> _To be done_
Repeat each entry exactly and drop the pictures.
━━ Provided records ━━
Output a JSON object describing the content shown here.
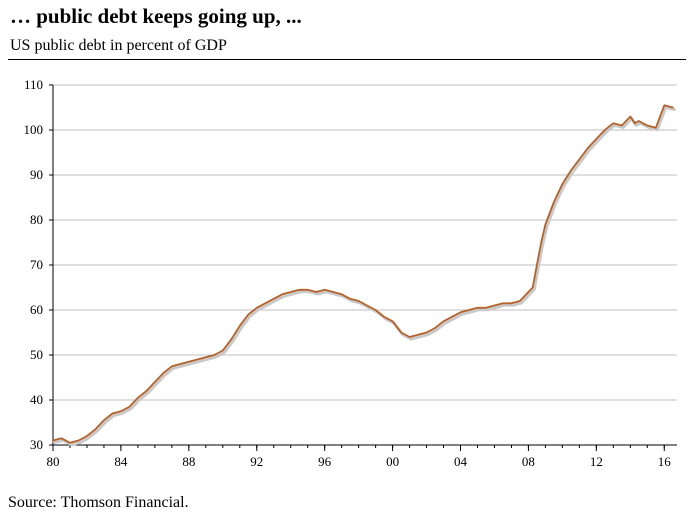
{
  "header": {
    "title": "… public debt keeps going up, ...",
    "subtitle": "US public debt in percent of GDP"
  },
  "footer": {
    "source": "Source: Thomson Financial."
  },
  "colors": {
    "series": "#b5622a",
    "grid": "#bfbfbf",
    "axis": "#000000"
  },
  "chart_data": {
    "type": "line",
    "title": "",
    "xlabel": "",
    "ylabel": "",
    "xlim": [
      1980,
      2016.75
    ],
    "ylim": [
      30,
      110
    ],
    "yticks": [
      30,
      40,
      50,
      60,
      70,
      80,
      90,
      100,
      110
    ],
    "xticks": [
      1980,
      1984,
      1988,
      1992,
      1996,
      2000,
      2004,
      2008,
      2012,
      2016
    ],
    "xtick_labels": [
      "80",
      "84",
      "88",
      "92",
      "96",
      "00",
      "04",
      "08",
      "12",
      "16"
    ],
    "grid": true,
    "legend": "none",
    "series": [
      {
        "x": [
          1980,
          1980.5,
          1981,
          1981.5,
          1982,
          1982.5,
          1983,
          1983.5,
          1984,
          1984.5,
          1985,
          1985.5,
          1986,
          1986.5,
          1987,
          1987.5,
          1988,
          1988.5,
          1989,
          1989.5,
          1990,
          1990.5,
          1991,
          1991.5,
          1992,
          1992.5,
          1993,
          1993.5,
          1994,
          1994.5,
          1995,
          1995.5,
          1996,
          1996.5,
          1997,
          1997.5,
          1998,
          1998.5,
          1999,
          1999.5,
          2000,
          2000.5,
          2001,
          2001.5,
          2002,
          2002.5,
          2003,
          2003.5,
          2004,
          2004.5,
          2005,
          2005.5,
          2006,
          2006.5,
          2007,
          2007.5,
          2008,
          2008.25,
          2008.5,
          2008.75,
          2009,
          2009.5,
          2010,
          2010.5,
          2011,
          2011.5,
          2012,
          2012.5,
          2013,
          2013.5,
          2014,
          2014.25,
          2014.5,
          2014.75,
          2015,
          2015.5,
          2016,
          2016.5
        ],
        "values": [
          31,
          31.5,
          30.5,
          31,
          32,
          33.5,
          35.5,
          37,
          37.5,
          38.5,
          40.5,
          42,
          44,
          46,
          47.5,
          48,
          48.5,
          49,
          49.5,
          50,
          51,
          53.5,
          56.5,
          59,
          60.5,
          61.5,
          62.5,
          63.5,
          64,
          64.5,
          64.5,
          64,
          64.5,
          64,
          63.5,
          62.5,
          62,
          61,
          60,
          58.5,
          57.5,
          55,
          54,
          54.5,
          55,
          56,
          57.5,
          58.5,
          59.5,
          60,
          60.5,
          60.5,
          61,
          61.5,
          61.5,
          62,
          64,
          65,
          70,
          75,
          79,
          84,
          88,
          91,
          93.5,
          96,
          98,
          100,
          101.5,
          101,
          103,
          101.5,
          102,
          101.5,
          101,
          100.5,
          105.5,
          105
        ]
      }
    ]
  }
}
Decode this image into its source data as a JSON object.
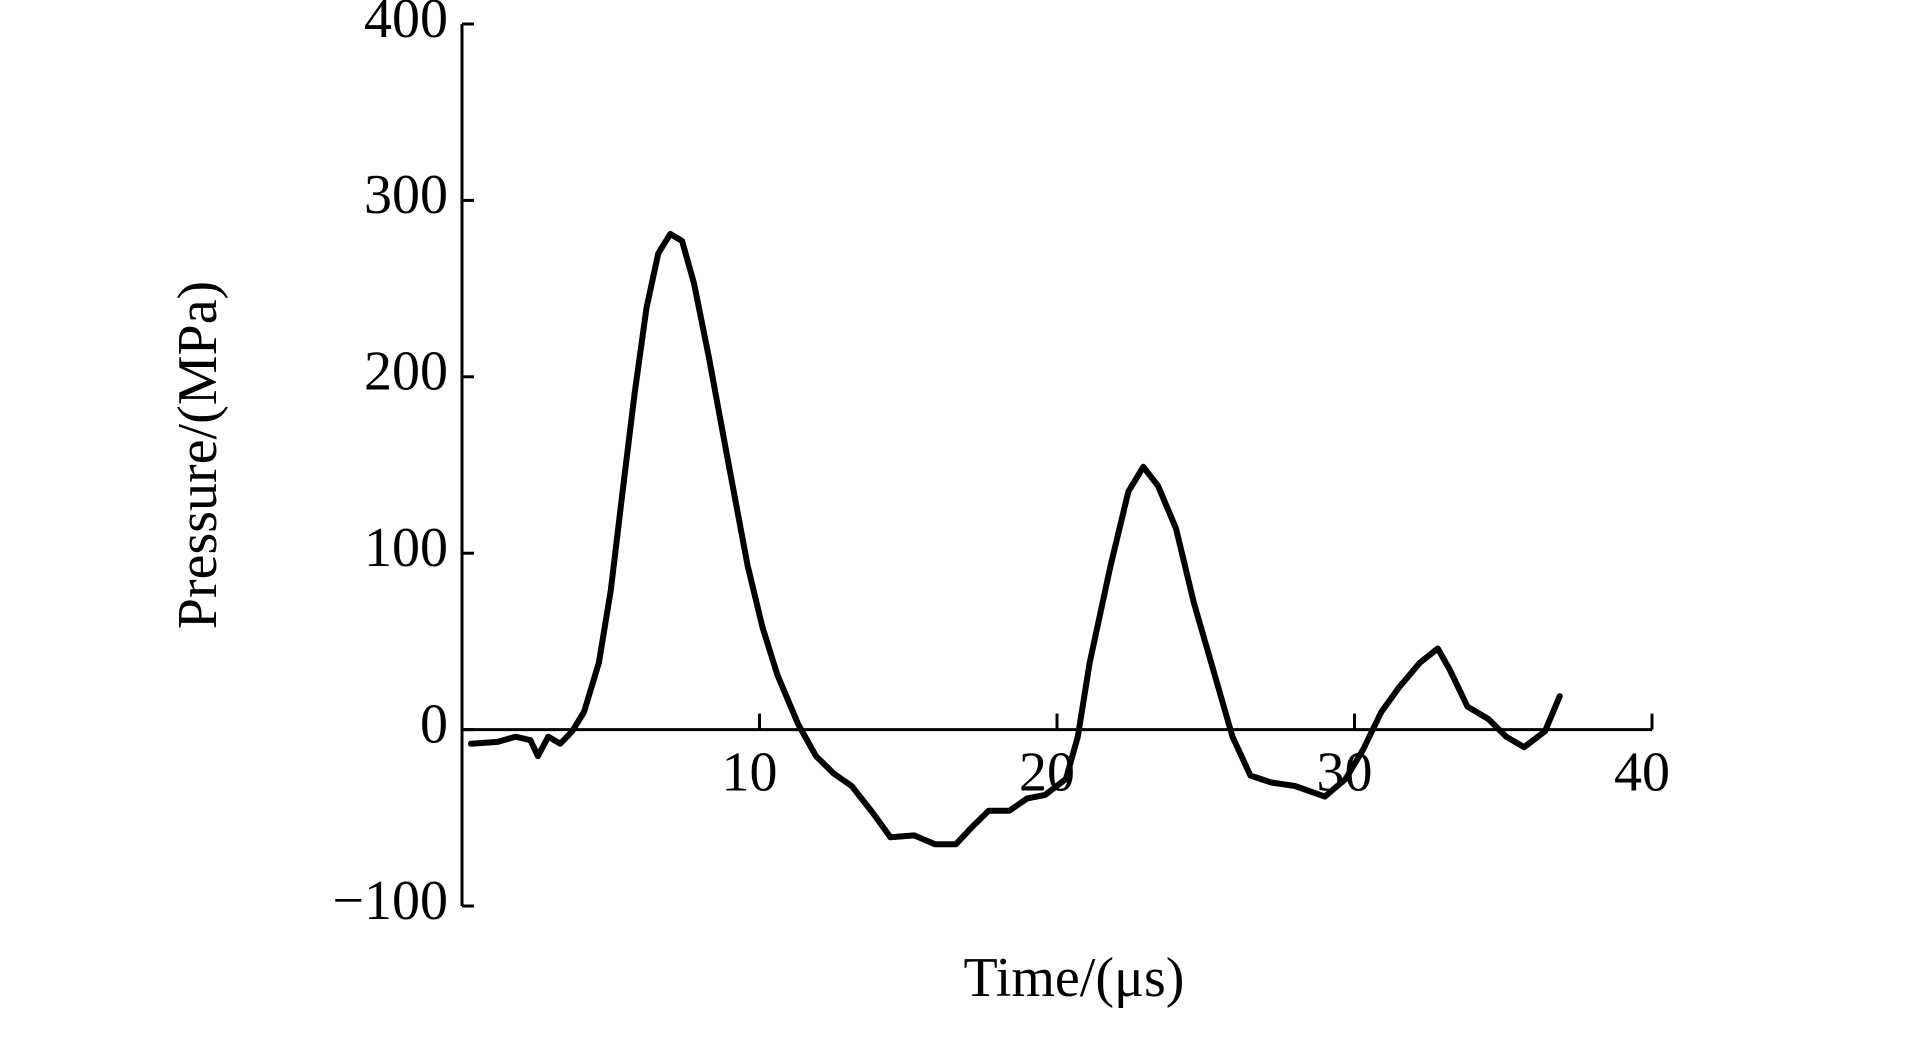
{
  "chart_data": {
    "type": "line",
    "x_label": "Time/(μs)",
    "y_label": "Pressure/(MPa)",
    "xlim": [
      0,
      40
    ],
    "xticks": [
      10,
      20,
      30,
      40
    ],
    "ylim": [
      -100,
      400
    ],
    "yticks": [
      {
        "value": -100,
        "label": "−100"
      },
      0,
      100,
      200,
      300,
      400
    ],
    "series": [
      {
        "color": "#000000",
        "x": [
          0.3,
          1.2,
          1.8,
          2.3,
          2.55,
          2.9,
          3.3,
          3.7,
          4.1,
          4.6,
          5.0,
          5.4,
          5.8,
          6.2,
          6.6,
          7.0,
          7.4,
          7.8,
          8.3,
          8.9,
          9.6,
          10.1,
          10.6,
          11.3,
          11.9,
          12.5,
          13.1,
          13.8,
          14.4,
          15.2,
          15.9,
          16.6,
          17.1,
          17.7,
          18.4,
          19.0,
          19.6,
          20.3,
          20.7,
          21.1,
          21.8,
          22.4,
          22.9,
          23.4,
          24.0,
          24.6,
          25.3,
          25.9,
          26.5,
          27.2,
          28.0,
          29.0,
          29.7,
          30.3,
          30.9,
          31.5,
          32.2,
          32.8,
          33.2,
          33.8,
          34.5,
          35.1,
          35.7,
          36.4,
          36.9
        ],
        "values": [
          -8,
          -7,
          -4,
          -6,
          -15,
          -4,
          -8,
          -1,
          10,
          38,
          79,
          135,
          190,
          239,
          270,
          281,
          277,
          253,
          211,
          156,
          93,
          58,
          31,
          3,
          -15,
          -25,
          -32,
          -47,
          -61,
          -60,
          -65,
          -65,
          -56,
          -46,
          -46,
          -39,
          -37,
          -28,
          -4,
          38,
          93,
          135,
          149,
          138,
          114,
          72,
          31,
          -4,
          -26,
          -30,
          -32,
          -38,
          -28,
          -11,
          10,
          24,
          38,
          46,
          34,
          13,
          6,
          -4,
          -10,
          -1,
          19
        ]
      }
    ]
  }
}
━━━
> _The answer_
Output a JSON object describing the content shown here.
{
  "header": {
    "title": "… public debt keeps going up, ...",
    "subtitle": "US public debt in percent of GDP"
  },
  "footer": {
    "source": "Source: Thomson Financial."
  },
  "colors": {
    "series": "#b5622a",
    "grid": "#bfbfbf",
    "axis": "#000000"
  },
  "chart_data": {
    "type": "line",
    "title": "",
    "xlabel": "",
    "ylabel": "",
    "xlim": [
      1980,
      2016.75
    ],
    "ylim": [
      30,
      110
    ],
    "yticks": [
      30,
      40,
      50,
      60,
      70,
      80,
      90,
      100,
      110
    ],
    "xticks": [
      1980,
      1984,
      1988,
      1992,
      1996,
      2000,
      2004,
      2008,
      2012,
      2016
    ],
    "xtick_labels": [
      "80",
      "84",
      "88",
      "92",
      "96",
      "00",
      "04",
      "08",
      "12",
      "16"
    ],
    "grid": true,
    "legend": "none",
    "series": [
      {
        "x": [
          1980,
          1980.5,
          1981,
          1981.5,
          1982,
          1982.5,
          1983,
          1983.5,
          1984,
          1984.5,
          1985,
          1985.5,
          1986,
          1986.5,
          1987,
          1987.5,
          1988,
          1988.5,
          1989,
          1989.5,
          1990,
          1990.5,
          1991,
          1991.5,
          1992,
          1992.5,
          1993,
          1993.5,
          1994,
          1994.5,
          1995,
          1995.5,
          1996,
          1996.5,
          1997,
          1997.5,
          1998,
          1998.5,
          1999,
          1999.5,
          2000,
          2000.5,
          2001,
          2001.5,
          2002,
          2002.5,
          2003,
          2003.5,
          2004,
          2004.5,
          2005,
          2005.5,
          2006,
          2006.5,
          2007,
          2007.5,
          2008,
          2008.25,
          2008.5,
          2008.75,
          2009,
          2009.5,
          2010,
          2010.5,
          2011,
          2011.5,
          2012,
          2012.5,
          2013,
          2013.5,
          2014,
          2014.25,
          2014.5,
          2014.75,
          2015,
          2015.5,
          2016,
          2016.5
        ],
        "values": [
          31,
          31.5,
          30.5,
          31,
          32,
          33.5,
          35.5,
          37,
          37.5,
          38.5,
          40.5,
          42,
          44,
          46,
          47.5,
          48,
          48.5,
          49,
          49.5,
          50,
          51,
          53.5,
          56.5,
          59,
          60.5,
          61.5,
          62.5,
          63.5,
          64,
          64.5,
          64.5,
          64,
          64.5,
          64,
          63.5,
          62.5,
          62,
          61,
          60,
          58.5,
          57.5,
          55,
          54,
          54.5,
          55,
          56,
          57.5,
          58.5,
          59.5,
          60,
          60.5,
          60.5,
          61,
          61.5,
          61.5,
          62,
          64,
          65,
          70,
          75,
          79,
          84,
          88,
          91,
          93.5,
          96,
          98,
          100,
          101.5,
          101,
          103,
          101.5,
          102,
          101.5,
          101,
          100.5,
          105.5,
          105
        ]
      }
    ]
  }
}
Decode this image into its source data as a JSON object.
{
  "chart_data": {
    "type": "line",
    "x_label": "Time/(μs)",
    "y_label": "Pressure/(MPa)",
    "xlim": [
      0,
      40
    ],
    "xticks": [
      10,
      20,
      30,
      40
    ],
    "ylim": [
      -100,
      400
    ],
    "yticks": [
      {
        "value": -100,
        "label": "−100"
      },
      0,
      100,
      200,
      300,
      400
    ],
    "series": [
      {
        "color": "#000000",
        "x": [
          0.3,
          1.2,
          1.8,
          2.3,
          2.55,
          2.9,
          3.3,
          3.7,
          4.1,
          4.6,
          5.0,
          5.4,
          5.8,
          6.2,
          6.6,
          7.0,
          7.4,
          7.8,
          8.3,
          8.9,
          9.6,
          10.1,
          10.6,
          11.3,
          11.9,
          12.5,
          13.1,
          13.8,
          14.4,
          15.2,
          15.9,
          16.6,
          17.1,
          17.7,
          18.4,
          19.0,
          19.6,
          20.3,
          20.7,
          21.1,
          21.8,
          22.4,
          22.9,
          23.4,
          24.0,
          24.6,
          25.3,
          25.9,
          26.5,
          27.2,
          28.0,
          29.0,
          29.7,
          30.3,
          30.9,
          31.5,
          32.2,
          32.8,
          33.2,
          33.8,
          34.5,
          35.1,
          35.7,
          36.4,
          36.9
        ],
        "values": [
          -8,
          -7,
          -4,
          -6,
          -15,
          -4,
          -8,
          -1,
          10,
          38,
          79,
          135,
          190,
          239,
          270,
          281,
          277,
          253,
          211,
          156,
          93,
          58,
          31,
          3,
          -15,
          -25,
          -32,
          -47,
          -61,
          -60,
          -65,
          -65,
          -56,
          -46,
          -46,
          -39,
          -37,
          -28,
          -4,
          38,
          93,
          135,
          149,
          138,
          114,
          72,
          31,
          -4,
          -26,
          -30,
          -32,
          -38,
          -28,
          -11,
          10,
          24,
          38,
          46,
          34,
          13,
          6,
          -4,
          -10,
          -1,
          19
        ]
      }
    ]
  }
}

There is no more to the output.